Go through the material and write it all out exactly, minus the pictures.
--- BEGIN Supplied information ---
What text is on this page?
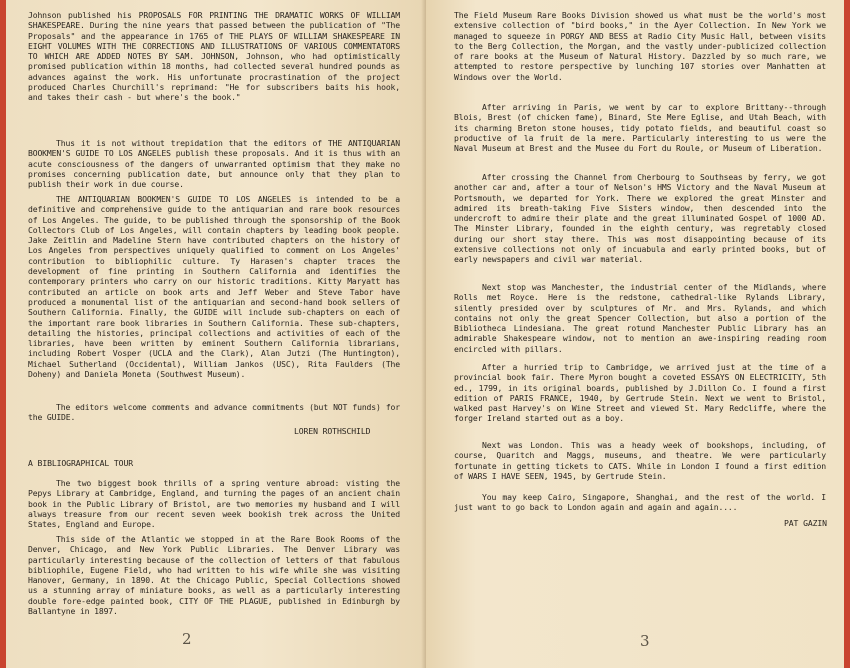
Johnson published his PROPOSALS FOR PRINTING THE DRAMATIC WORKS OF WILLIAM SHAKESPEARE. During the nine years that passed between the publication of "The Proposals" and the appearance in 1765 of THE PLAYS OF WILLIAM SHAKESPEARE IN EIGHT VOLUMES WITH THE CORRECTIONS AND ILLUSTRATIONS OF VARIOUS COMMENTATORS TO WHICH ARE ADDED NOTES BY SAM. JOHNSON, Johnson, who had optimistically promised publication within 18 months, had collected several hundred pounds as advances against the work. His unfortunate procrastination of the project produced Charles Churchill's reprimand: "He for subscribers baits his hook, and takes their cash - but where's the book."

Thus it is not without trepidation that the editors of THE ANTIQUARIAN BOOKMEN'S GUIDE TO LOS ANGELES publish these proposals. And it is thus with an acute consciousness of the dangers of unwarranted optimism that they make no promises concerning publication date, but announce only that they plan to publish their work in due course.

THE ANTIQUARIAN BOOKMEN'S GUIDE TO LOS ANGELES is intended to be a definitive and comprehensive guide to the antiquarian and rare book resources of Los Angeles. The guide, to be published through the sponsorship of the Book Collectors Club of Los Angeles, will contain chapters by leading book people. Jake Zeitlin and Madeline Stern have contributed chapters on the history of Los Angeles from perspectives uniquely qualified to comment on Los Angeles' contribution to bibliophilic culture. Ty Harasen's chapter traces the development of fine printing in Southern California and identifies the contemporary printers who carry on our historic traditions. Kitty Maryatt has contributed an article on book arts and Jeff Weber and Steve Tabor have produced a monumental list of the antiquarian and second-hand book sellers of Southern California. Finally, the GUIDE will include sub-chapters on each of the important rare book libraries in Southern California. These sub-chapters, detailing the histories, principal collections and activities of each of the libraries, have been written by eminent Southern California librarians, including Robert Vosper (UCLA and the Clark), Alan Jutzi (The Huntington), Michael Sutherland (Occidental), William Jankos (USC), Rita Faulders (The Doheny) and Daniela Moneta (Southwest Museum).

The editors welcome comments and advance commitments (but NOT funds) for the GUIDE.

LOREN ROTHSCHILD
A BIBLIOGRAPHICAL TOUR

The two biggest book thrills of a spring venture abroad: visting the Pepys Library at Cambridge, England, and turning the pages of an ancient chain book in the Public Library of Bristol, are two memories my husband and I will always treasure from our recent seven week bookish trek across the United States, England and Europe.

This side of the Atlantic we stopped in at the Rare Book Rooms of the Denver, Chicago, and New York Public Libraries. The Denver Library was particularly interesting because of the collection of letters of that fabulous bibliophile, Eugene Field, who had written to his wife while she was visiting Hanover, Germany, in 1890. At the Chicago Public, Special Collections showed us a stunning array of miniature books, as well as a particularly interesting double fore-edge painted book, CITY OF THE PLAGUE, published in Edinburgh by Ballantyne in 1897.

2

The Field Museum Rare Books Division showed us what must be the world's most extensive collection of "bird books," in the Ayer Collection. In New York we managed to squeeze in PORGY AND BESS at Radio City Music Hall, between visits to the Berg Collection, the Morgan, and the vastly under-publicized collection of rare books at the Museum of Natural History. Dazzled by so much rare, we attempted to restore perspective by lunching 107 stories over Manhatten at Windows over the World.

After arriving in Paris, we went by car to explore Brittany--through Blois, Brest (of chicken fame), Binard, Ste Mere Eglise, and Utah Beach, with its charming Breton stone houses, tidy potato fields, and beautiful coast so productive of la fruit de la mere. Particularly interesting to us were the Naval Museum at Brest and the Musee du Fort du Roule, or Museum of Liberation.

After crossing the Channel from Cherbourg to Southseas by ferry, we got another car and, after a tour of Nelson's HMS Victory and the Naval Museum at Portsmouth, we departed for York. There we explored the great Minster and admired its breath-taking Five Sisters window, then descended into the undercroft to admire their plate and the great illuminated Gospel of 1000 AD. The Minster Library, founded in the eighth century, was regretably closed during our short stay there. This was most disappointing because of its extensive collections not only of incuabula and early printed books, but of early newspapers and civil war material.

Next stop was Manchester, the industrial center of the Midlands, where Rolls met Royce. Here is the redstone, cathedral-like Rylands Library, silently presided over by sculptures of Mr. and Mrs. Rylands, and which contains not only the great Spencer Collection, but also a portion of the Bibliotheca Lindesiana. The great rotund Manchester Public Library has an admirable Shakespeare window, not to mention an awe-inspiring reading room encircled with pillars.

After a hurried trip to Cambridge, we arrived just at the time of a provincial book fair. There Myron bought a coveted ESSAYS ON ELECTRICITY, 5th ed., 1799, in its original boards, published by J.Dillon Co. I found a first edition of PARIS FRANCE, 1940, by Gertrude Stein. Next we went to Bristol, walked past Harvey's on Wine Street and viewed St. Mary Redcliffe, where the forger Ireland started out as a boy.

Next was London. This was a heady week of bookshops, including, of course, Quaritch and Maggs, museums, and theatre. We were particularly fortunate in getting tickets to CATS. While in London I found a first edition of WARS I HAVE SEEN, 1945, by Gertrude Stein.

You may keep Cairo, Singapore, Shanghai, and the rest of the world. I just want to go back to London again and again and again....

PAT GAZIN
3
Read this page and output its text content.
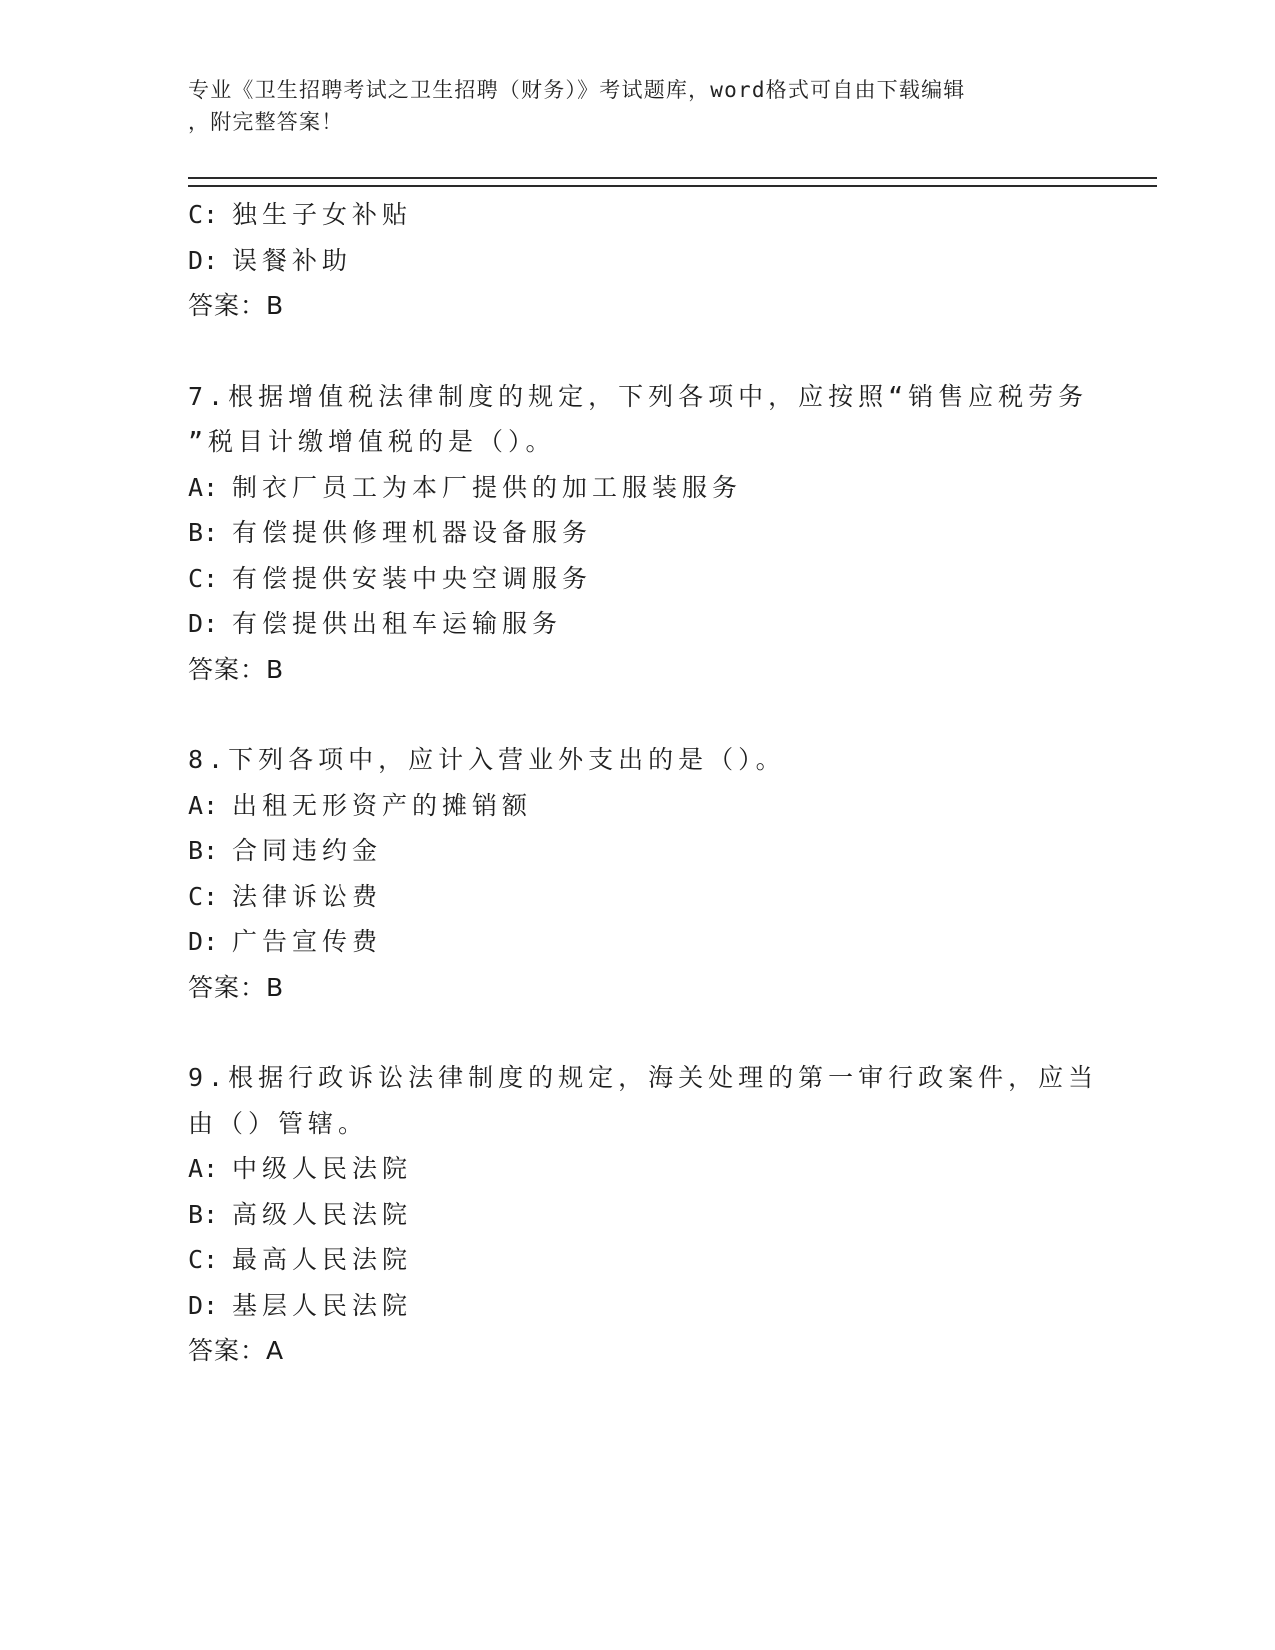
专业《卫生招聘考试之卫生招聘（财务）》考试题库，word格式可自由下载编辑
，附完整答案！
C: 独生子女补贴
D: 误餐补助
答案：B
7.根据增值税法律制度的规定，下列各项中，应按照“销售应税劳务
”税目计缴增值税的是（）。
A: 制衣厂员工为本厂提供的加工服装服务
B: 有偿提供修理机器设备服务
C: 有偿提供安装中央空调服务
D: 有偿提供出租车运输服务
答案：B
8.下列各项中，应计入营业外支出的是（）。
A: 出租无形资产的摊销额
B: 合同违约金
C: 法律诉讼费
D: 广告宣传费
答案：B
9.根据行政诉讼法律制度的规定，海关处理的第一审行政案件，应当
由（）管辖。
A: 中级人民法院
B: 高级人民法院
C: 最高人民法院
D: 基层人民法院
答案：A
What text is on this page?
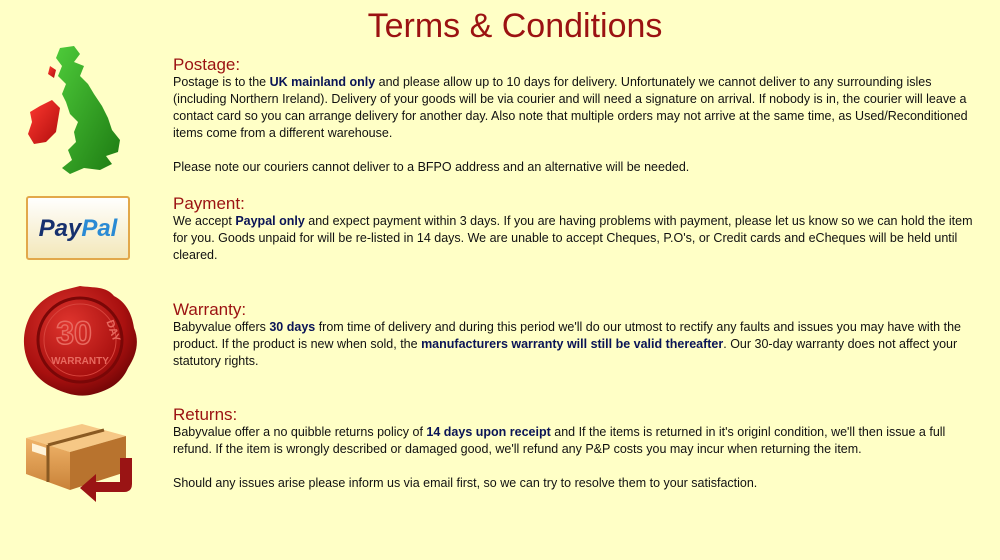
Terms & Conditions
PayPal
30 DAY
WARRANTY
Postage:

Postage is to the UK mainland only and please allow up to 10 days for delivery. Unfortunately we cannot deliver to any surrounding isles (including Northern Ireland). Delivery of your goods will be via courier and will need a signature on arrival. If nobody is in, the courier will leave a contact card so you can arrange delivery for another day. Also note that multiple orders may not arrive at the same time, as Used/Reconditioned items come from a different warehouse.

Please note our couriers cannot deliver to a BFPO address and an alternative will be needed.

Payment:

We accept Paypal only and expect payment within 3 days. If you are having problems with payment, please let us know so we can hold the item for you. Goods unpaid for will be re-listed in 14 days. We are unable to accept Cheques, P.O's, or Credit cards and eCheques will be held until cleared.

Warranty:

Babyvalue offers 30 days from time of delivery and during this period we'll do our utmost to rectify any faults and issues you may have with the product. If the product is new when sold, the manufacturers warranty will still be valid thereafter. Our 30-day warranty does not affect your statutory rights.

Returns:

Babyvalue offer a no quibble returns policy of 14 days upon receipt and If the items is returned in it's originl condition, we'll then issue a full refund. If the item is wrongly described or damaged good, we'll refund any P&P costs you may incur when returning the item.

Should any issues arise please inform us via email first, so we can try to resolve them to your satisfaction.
--- END Supplied information ---
Response to this exercise -
What text is on this page?
Johnson published his PROPOSALS FOR PRINTING THE DRAMATIC WORKS OF WILLIAM SHAKESPEARE. During the nine years that passed between the publication of "The Proposals" and the appearance in 1765 of THE PLAYS OF WILLIAM SHAKESPEARE IN EIGHT VOLUMES WITH THE CORRECTIONS AND ILLUSTRATIONS OF VARIOUS COMMENTATORS TO WHICH ARE ADDED NOTES BY SAM. JOHNSON, Johnson, who had optimistically promised publication within 18 months, had collected several hundred pounds as advances against the work. His unfortunate procrastination of the project produced Charles Churchill's reprimand: "He for subscribers baits his hook, and takes their cash - but where's the book."

Thus it is not without trepidation that the editors of THE ANTIQUARIAN BOOKMEN'S GUIDE TO LOS ANGELES publish these proposals. And it is thus with an acute consciousness of the dangers of unwarranted optimism that they make no promises concerning publication date, but announce only that they plan to publish their work in due course.

THE ANTIQUARIAN BOOKMEN'S GUIDE TO LOS ANGELES is intended to be a definitive and comprehensive guide to the antiquarian and rare book resources of Los Angeles. The guide, to be published through the sponsorship of the Book Collectors Club of Los Angeles, will contain chapters by leading book people. Jake Zeitlin and Madeline Stern have contributed chapters on the history of Los Angeles from perspectives uniquely qualified to comment on Los Angeles' contribution to bibliophilic culture. Ty Harasen's chapter traces the development of fine printing in Southern California and identifies the contemporary printers who carry on our historic traditions. Kitty Maryatt has contributed an article on book arts and Jeff Weber and Steve Tabor have produced a monumental list of the antiquarian and second-hand book sellers of Southern California. Finally, the GUIDE will include sub-chapters on each of the important rare book libraries in Southern California. These sub-chapters, detailing the histories, principal collections and activities of each of the libraries, have been written by eminent Southern California librarians, including Robert Vosper (UCLA and the Clark), Alan Jutzi (The Huntington), Michael Sutherland (Occidental), William Jankos (USC), Rita Faulders (The Doheny) and Daniela Moneta (Southwest Museum).

The editors welcome comments and advance commitments (but NOT funds) for the GUIDE.

LOREN ROTHSCHILD
A BIBLIOGRAPHICAL TOUR

The two biggest book thrills of a spring venture abroad: visting the Pepys Library at Cambridge, England, and turning the pages of an ancient chain book in the Public Library of Bristol, are two memories my husband and I will always treasure from our recent seven week bookish trek across the United States, England and Europe.

This side of the Atlantic we stopped in at the Rare Book Rooms of the Denver, Chicago, and New York Public Libraries. The Denver Library was particularly interesting because of the collection of letters of that fabulous bibliophile, Eugene Field, who had written to his wife while she was visiting Hanover, Germany, in 1890. At the Chicago Public, Special Collections showed us a stunning array of miniature books, as well as a particularly interesting double fore-edge painted book, CITY OF THE PLAGUE, published in Edinburgh by Ballantyne in 1897.

2

The Field Museum Rare Books Division showed us what must be the world's most extensive collection of "bird books," in the Ayer Collection. In New York we managed to squeeze in PORGY AND BESS at Radio City Music Hall, between visits to the Berg Collection, the Morgan, and the vastly under-publicized collection of rare books at the Museum of Natural History. Dazzled by so much rare, we attempted to restore perspective by lunching 107 stories over Manhatten at Windows over the World.

After arriving in Paris, we went by car to explore Brittany--through Blois, Brest (of chicken fame), Binard, Ste Mere Eglise, and Utah Beach, with its charming Breton stone houses, tidy potato fields, and beautiful coast so productive of la fruit de la mere. Particularly interesting to us were the Naval Museum at Brest and the Musee du Fort du Roule, or Museum of Liberation.

After crossing the Channel from Cherbourg to Southseas by ferry, we got another car and, after a tour of Nelson's HMS Victory and the Naval Museum at Portsmouth, we departed for York. There we explored the great Minster and admired its breath-taking Five Sisters window, then descended into the undercroft to admire their plate and the great illuminated Gospel of 1000 AD. The Minster Library, founded in the eighth century, was regretably closed during our short stay there. This was most disappointing because of its extensive collections not only of incuabula and early printed books, but of early newspapers and civil war material.

Next stop was Manchester, the industrial center of the Midlands, where Rolls met Royce. Here is the redstone, cathedral-like Rylands Library, silently presided over by sculptures of Mr. and Mrs. Rylands, and which contains not only the great Spencer Collection, but also a portion of the Bibliotheca Lindesiana. The great rotund Manchester Public Library has an admirable Shakespeare window, not to mention an awe-inspiring reading room encircled with pillars.

After a hurried trip to Cambridge, we arrived just at the time of a provincial book fair. There Myron bought a coveted ESSAYS ON ELECTRICITY, 5th ed., 1799, in its original boards, published by J.Dillon Co. I found a first edition of PARIS FRANCE, 1940, by Gertrude Stein. Next we went to Bristol, walked past Harvey's on Wine Street and viewed St. Mary Redcliffe, where the forger Ireland started out as a boy.

Next was London. This was a heady week of bookshops, including, of course, Quaritch and Maggs, museums, and theatre. We were particularly fortunate in getting tickets to CATS. While in London I found a first edition of WARS I HAVE SEEN, 1945, by Gertrude Stein.

You may keep Cairo, Singapore, Shanghai, and the rest of the world. I just want to go back to London again and again and again....

PAT GAZIN
3
Read this page and output its text content.
专业《卫生招聘考试之卫生招聘（财务）》考试题库，word格式可自由下载编辑
，附完整答案！
C: 独生子女补贴
D: 误餐补助
答案：B
7.根据增值税法律制度的规定，下列各项中，应按照“销售应税劳务
”税目计缴增值税的是（）。
A: 制衣厂员工为本厂提供的加工服装服务
B: 有偿提供修理机器设备服务
C: 有偿提供安装中央空调服务
D: 有偿提供出租车运输服务
答案：B
8.下列各项中，应计入营业外支出的是（）。
A: 出租无形资产的摊销额
B: 合同违约金
C: 法律诉讼费
D: 广告宣传费
答案：B
9.根据行政诉讼法律制度的规定，海关处理的第一审行政案件，应当
由（）管辖。
A: 中级人民法院
B: 高级人民法院
C: 最高人民法院
D: 基层人民法院
答案：A
What text is on this page?
Terms & Conditions
PayPal
30 DAY
WARRANTY
Postage:

Postage is to the UK mainland only and please allow up to 10 days for delivery. Unfortunately we cannot deliver to any surrounding isles (including Northern Ireland). Delivery of your goods will be via courier and will need a signature on arrival. If nobody is in, the courier will leave a contact card so you can arrange delivery for another day. Also note that multiple orders may not arrive at the same time, as Used/Reconditioned items come from a different warehouse.

Please note our couriers cannot deliver to a BFPO address and an alternative will be needed.

Payment:

We accept Paypal only and expect payment within 3 days. If you are having problems with payment, please let us know so we can hold the item for you. Goods unpaid for will be re-listed in 14 days. We are unable to accept Cheques, P.O's, or Credit cards and eCheques will be held until cleared.

Warranty:

Babyvalue offers 30 days from time of delivery and during this period we'll do our utmost to rectify any faults and issues you may have with the product. If the product is new when sold, the manufacturers warranty will still be valid thereafter. Our 30-day warranty does not affect your statutory rights.

Returns:

Babyvalue offer a no quibble returns policy of 14 days upon receipt and If the items is returned in it's originl condition, we'll then issue a full refund. If the item is wrongly described or damaged good, we'll refund any P&P costs you may incur when returning the item.

Should any issues arise please inform us via email first, so we can try to resolve them to your satisfaction.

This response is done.